Leave out the pictures, then reproduce the rest of the material exactly.

--- Entries shown ---

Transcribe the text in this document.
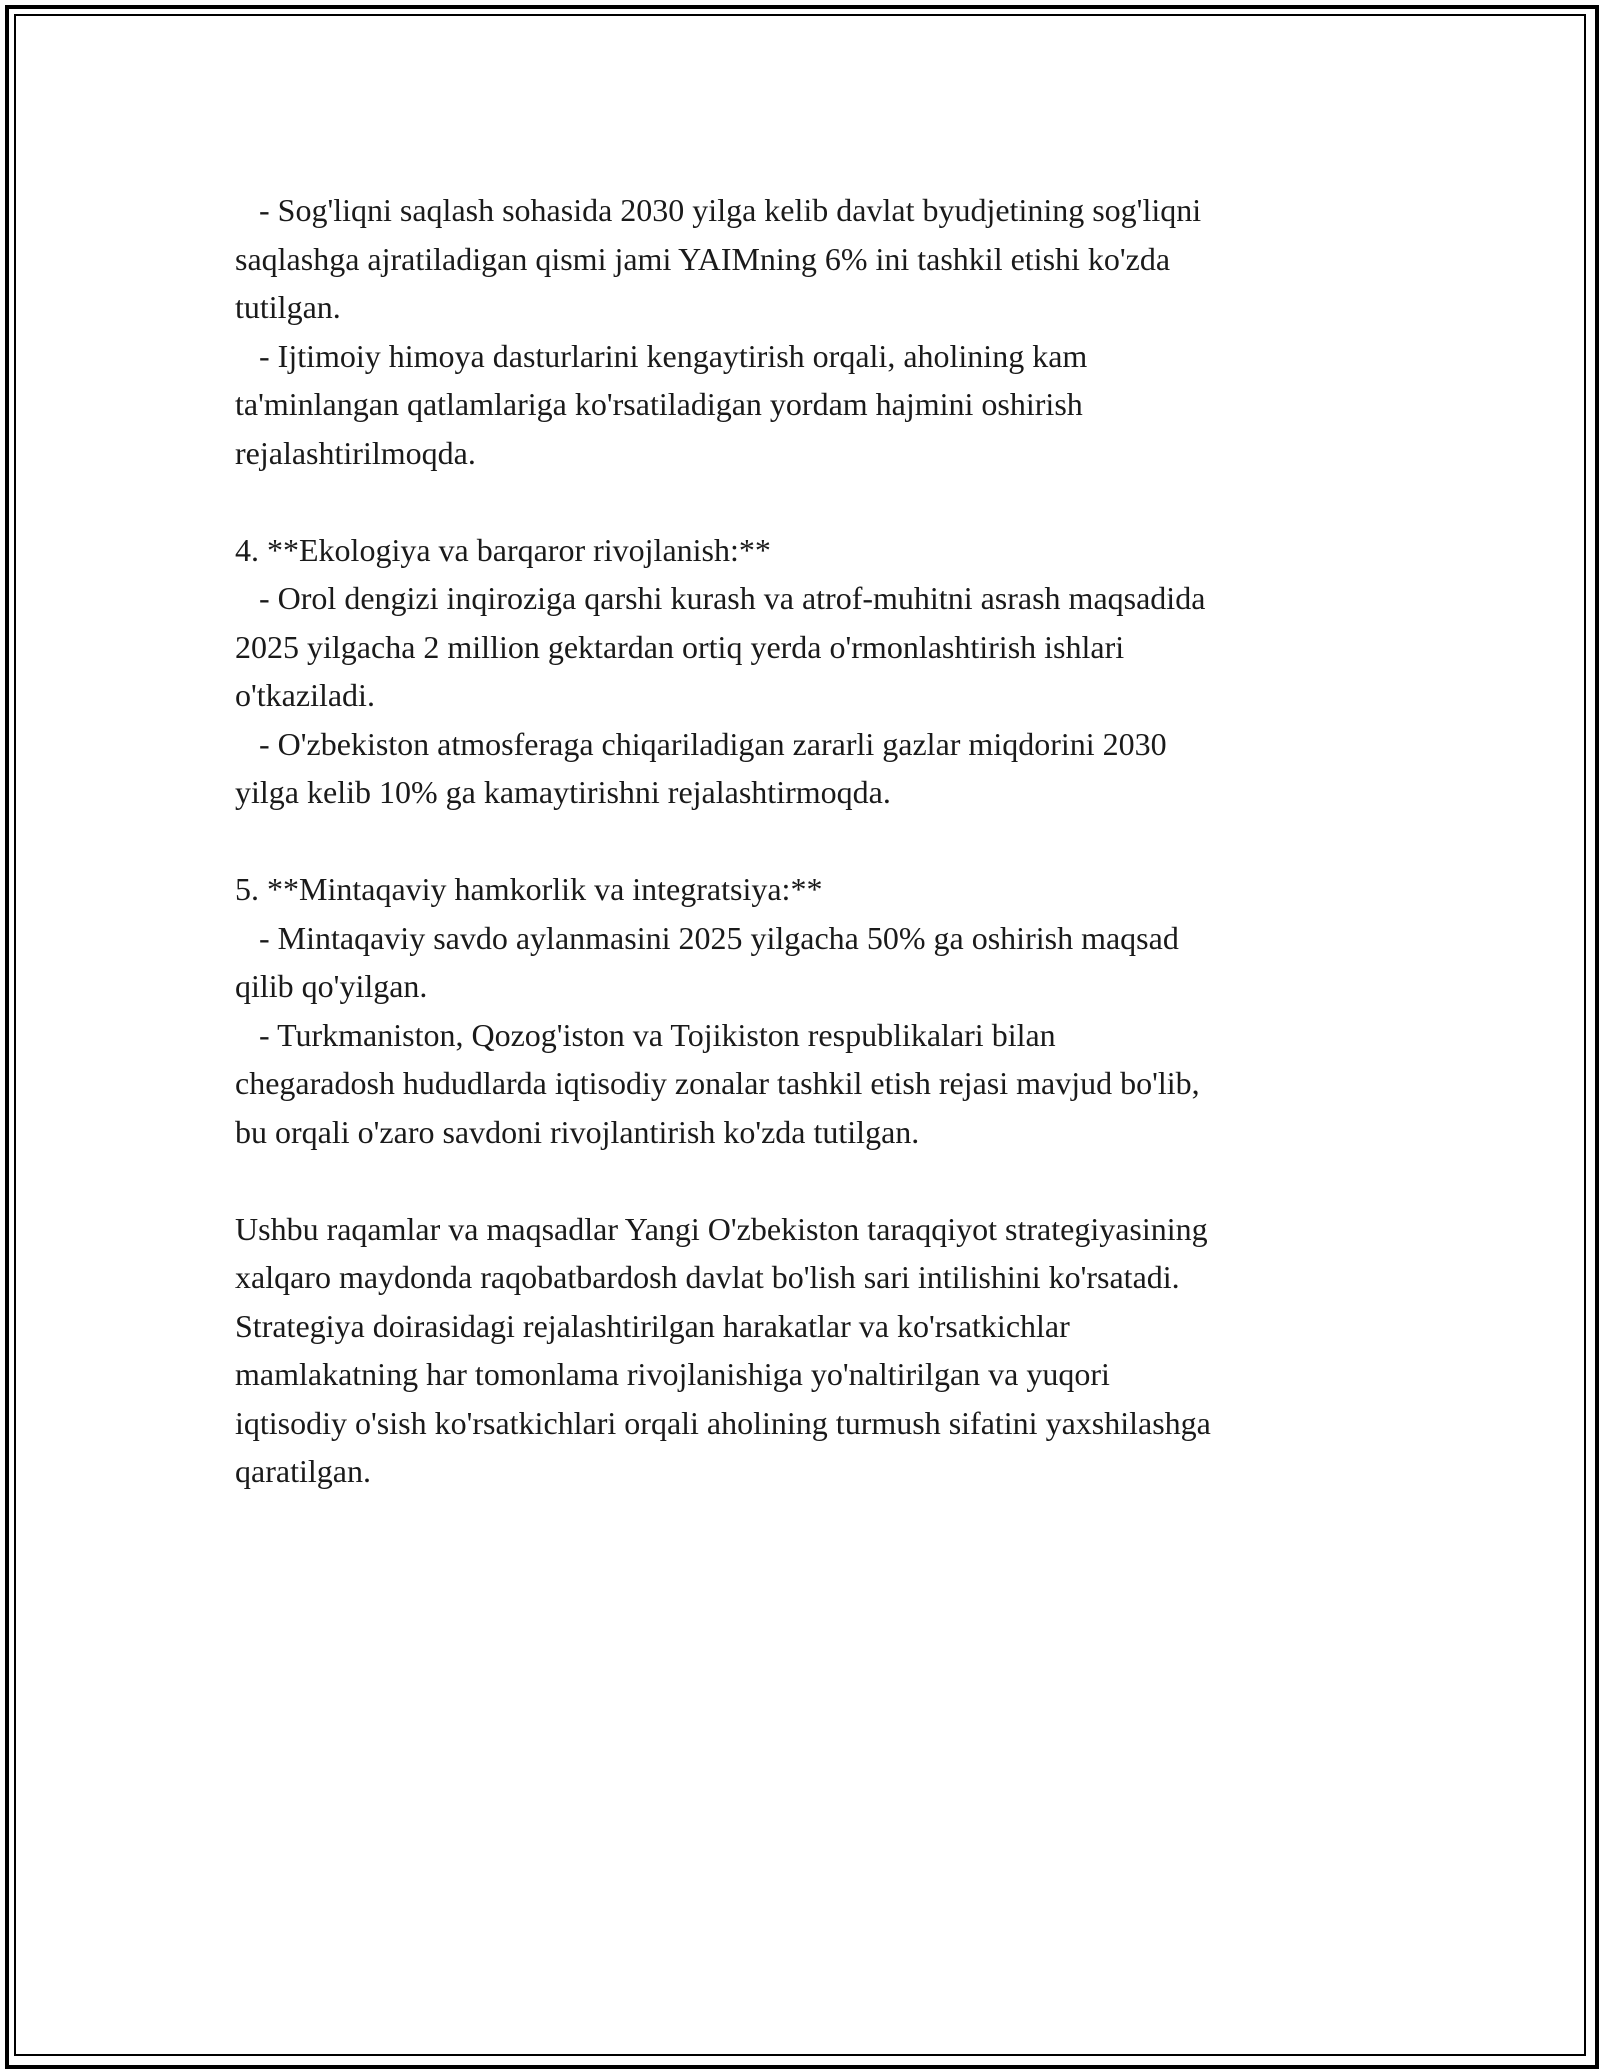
- Sog'liqni saqlash sohasida 2030 yilga kelib davlat byudjetining sog'liqni
saqlashga ajratiladigan qismi jami YAIMning 6% ini tashkil etishi ko'zda
tutilgan.
- Ijtimoiy himoya dasturlarini kengaytirish orqali, aholining kam
ta'minlangan qatlamlariga ko'rsatiladigan yordam hajmini oshirish
rejalashtirilmoqda.
4. **Ekologiya va barqaror rivojlanish:**
- Orol dengizi inqiroziga qarshi kurash va atrof-muhitni asrash maqsadida
2025 yilgacha 2 million gektardan ortiq yerda o'rmonlashtirish ishlari
o'tkaziladi.
- O'zbekiston atmosferaga chiqariladigan zararli gazlar miqdorini 2030
yilga kelib 10% ga kamaytirishni rejalashtirmoqda.
5. **Mintaqaviy hamkorlik va integratsiya:**
- Mintaqaviy savdo aylanmasini 2025 yilgacha 50% ga oshirish maqsad
qilib qo'yilgan.
- Turkmaniston, Qozog'iston va Tojikiston respublikalari bilan
chegaradosh hududlarda iqtisodiy zonalar tashkil etish rejasi mavjud bo'lib,
bu orqali o'zaro savdoni rivojlantirish ko'zda tutilgan.
Ushbu raqamlar va maqsadlar Yangi O'zbekiston taraqqiyot strategiyasining
xalqaro maydonda raqobatbardosh davlat bo'lish sari intilishini ko'rsatadi.
Strategiya doirasidagi rejalashtirilgan harakatlar va ko'rsatkichlar
mamlakatning har tomonlama rivojlanishiga yo'naltirilgan va yuqori
iqtisodiy o'sish ko'rsatkichlari orqali aholining turmush sifatini yaxshilashga
qaratilgan.
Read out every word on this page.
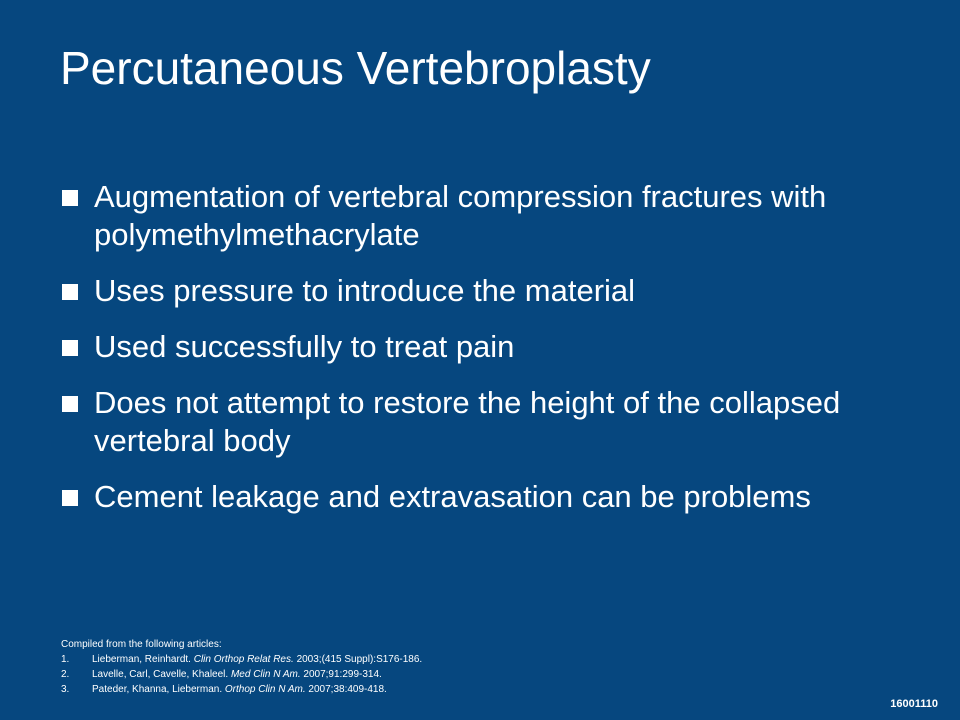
Percutaneous Vertebroplasty
Augmentation of vertebral compression fractures with polymethylmethacrylate
Uses pressure to introduce the material
Used successfully to treat pain
Does not attempt to restore the height of the collapsed vertebral body
Cement leakage and extravasation can be problems
Compiled from the following articles:
1. Lieberman, Reinhardt. Clin Orthop Relat Res. 2003;(415 Suppl):S176-186.
2. Lavelle, Carl, Cavelle, Khaleel. Med Clin N Am. 2007;91:299-314.
3. Pateder, Khanna, Lieberman. Orthop Clin N Am. 2007;38:409-418.
16001110
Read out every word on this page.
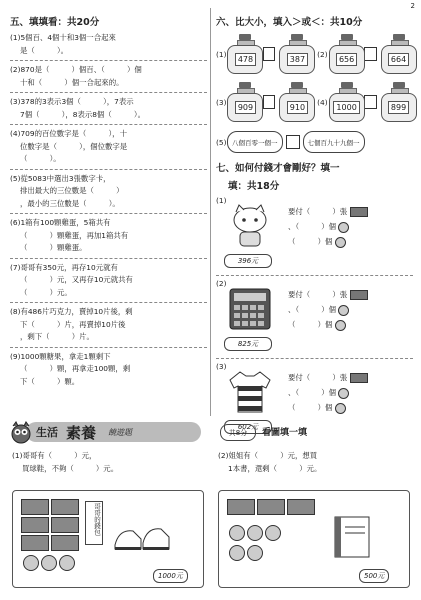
2
五、填填看：共20分
(1)5個百、4個十和3個一合起來
是（　　　）。
(2)870是（　　　）個百、（　　　）個
十和（　　　）個一合起來的。
(3)378的3表示3個（　　　），7表示
7個（　　　），8表示8個（　　　）。
(4)709的百位數字是（　　　），十
位數字是（　　　），個位數字是
（　　　）。
(5)從5083中選出3張數字卡，
排出最大的三位數是（　　　）
，最小的三位數是（　　　）。
(6)1箱有100顆雞蛋，5箱共有
（　　　）顆雞蛋，再加1箱共有
（　　　）顆雞蛋。
(7)哥哥有350元，再存10元就有
（　　　）元，又再存10元就共有
（　　　）元。
(8)有486片巧克力，賣掉10片後，剩
下（　　　）片，再賣掉10片後
，剩下（　　　）片。
(9)1000顆糖果，拿走1顆剩下
（　　　）顆，再拿走100顆，剩
下（　　　）顆。
六、比大小，填入＞或＜：共10分
(1)
478	387
(2)
656	664
(3)
909	910
(4)
1000	899
(5) 八個百零一個一	七個百九十九個一
七、如何付錢才會剛好？填一
填：共18分
(1)
396元
要付（　　　）張
、（　　　）個
（　　　）個
(2)
825元
要付（　　　）張
、（　　　）個
（　　　）個
(3)
602元
要付（　　　）張
、（　　　）個
（　　　）個
生活 素養 饒遊題	共8分	看圖填一填
(1)哥哥有（　　　）元，
買球鞋，不夠（　　　）元。
哥哥的錢包
1000元
(2)姐姐有（　　　）元，想買
1本書，還剩（　　　）元。
500元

---

◆ **Final result**:
Transcribe the text in this document.
- Sog'liqni saqlash sohasida 2030 yilga kelib davlat byudjetining sog'liqni
saqlashga ajratiladigan qismi jami YAIMning 6% ini tashkil etishi ko'zda
tutilgan.
- Ijtimoiy himoya dasturlarini kengaytirish orqali, aholining kam
ta'minlangan qatlamlariga ko'rsatiladigan yordam hajmini oshirish
rejalashtirilmoqda.
4. **Ekologiya va barqaror rivojlanish:**
- Orol dengizi inqiroziga qarshi kurash va atrof-muhitni asrash maqsadida
2025 yilgacha 2 million gektardan ortiq yerda o'rmonlashtirish ishlari
o'tkaziladi.
- O'zbekiston atmosferaga chiqariladigan zararli gazlar miqdorini 2030
yilga kelib 10% ga kamaytirishni rejalashtirmoqda.
5. **Mintaqaviy hamkorlik va integratsiya:**
- Mintaqaviy savdo aylanmasini 2025 yilgacha 50% ga oshirish maqsad
qilib qo'yilgan.
- Turkmaniston, Qozog'iston va Tojikiston respublikalari bilan
chegaradosh hududlarda iqtisodiy zonalar tashkil etish rejasi mavjud bo'lib,
bu orqali o'zaro savdoni rivojlantirish ko'zda tutilgan.
Ushbu raqamlar va maqsadlar Yangi O'zbekiston taraqqiyot strategiyasining
xalqaro maydonda raqobatbardosh davlat bo'lish sari intilishini ko'rsatadi.
Strategiya doirasidagi rejalashtirilgan harakatlar va ko'rsatkichlar
mamlakatning har tomonlama rivojlanishiga yo'naltirilgan va yuqori
iqtisodiy o'sish ko'rsatkichlari orqali aholining turmush sifatini yaxshilashga
qaratilgan.
Read out every word on this page.
Percutaneous Vertebroplasty
Augmentation of vertebral compression fractures with polymethylmethacrylate
Uses pressure to introduce the material
Used successfully to treat pain
Does not attempt to restore the height of the collapsed vertebral body
Cement leakage and extravasation can be problems
Compiled from the following articles:
1. Lieberman, Reinhardt. Clin Orthop Relat Res. 2003;(415 Suppl):S176-186.
2. Lavelle, Carl, Cavelle, Khaleel. Med Clin N Am. 2007;91:299-314.
3. Pateder, Khanna, Lieberman. Orthop Clin N Am. 2007;38:409-418.
16001110
Read out every word on this page.
2
五、填填看：共20分
(1)5個百、4個十和3個一合起來
是（　　　）。
(2)870是（　　　）個百、（　　　）個
十和（　　　）個一合起來的。
(3)378的3表示3個（　　　），7表示
7個（　　　），8表示8個（　　　）。
(4)709的百位數字是（　　　），十
位數字是（　　　），個位數字是
（　　　）。
(5)從5083中選出3張數字卡，
排出最大的三位數是（　　　）
，最小的三位數是（　　　）。
(6)1箱有100顆雞蛋，5箱共有
（　　　）顆雞蛋，再加1箱共有
（　　　）顆雞蛋。
(7)哥哥有350元，再存10元就有
（　　　）元，又再存10元就共有
（　　　）元。
(8)有486片巧克力，賣掉10片後，剩
下（　　　）片，再賣掉10片後
，剩下（　　　）片。
(9)1000顆糖果，拿走1顆剩下
（　　　）顆，再拿走100顆，剩
下（　　　）顆。
六、比大小，填入＞或＜：共10分
(1)
478	387
(2)
656	664
(3)
909	910
(4)
1000	899
(5) 八個百零一個一	七個百九十九個一
七、如何付錢才會剛好？填一
填：共18分
(1)
396元
要付（　　　）張
、（　　　）個
（　　　）個
(2)
825元
要付（　　　）張
、（　　　）個
（　　　）個
(3)
602元
要付（　　　）張
、（　　　）個
（　　　）個
生活 素養 饒遊題	共8分	看圖填一填
(1)哥哥有（　　　）元，
買球鞋，不夠（　　　）元。
哥哥的錢包
1000元
(2)姐姐有（　　　）元，想買
1本書，還剩（　　　）元。
500元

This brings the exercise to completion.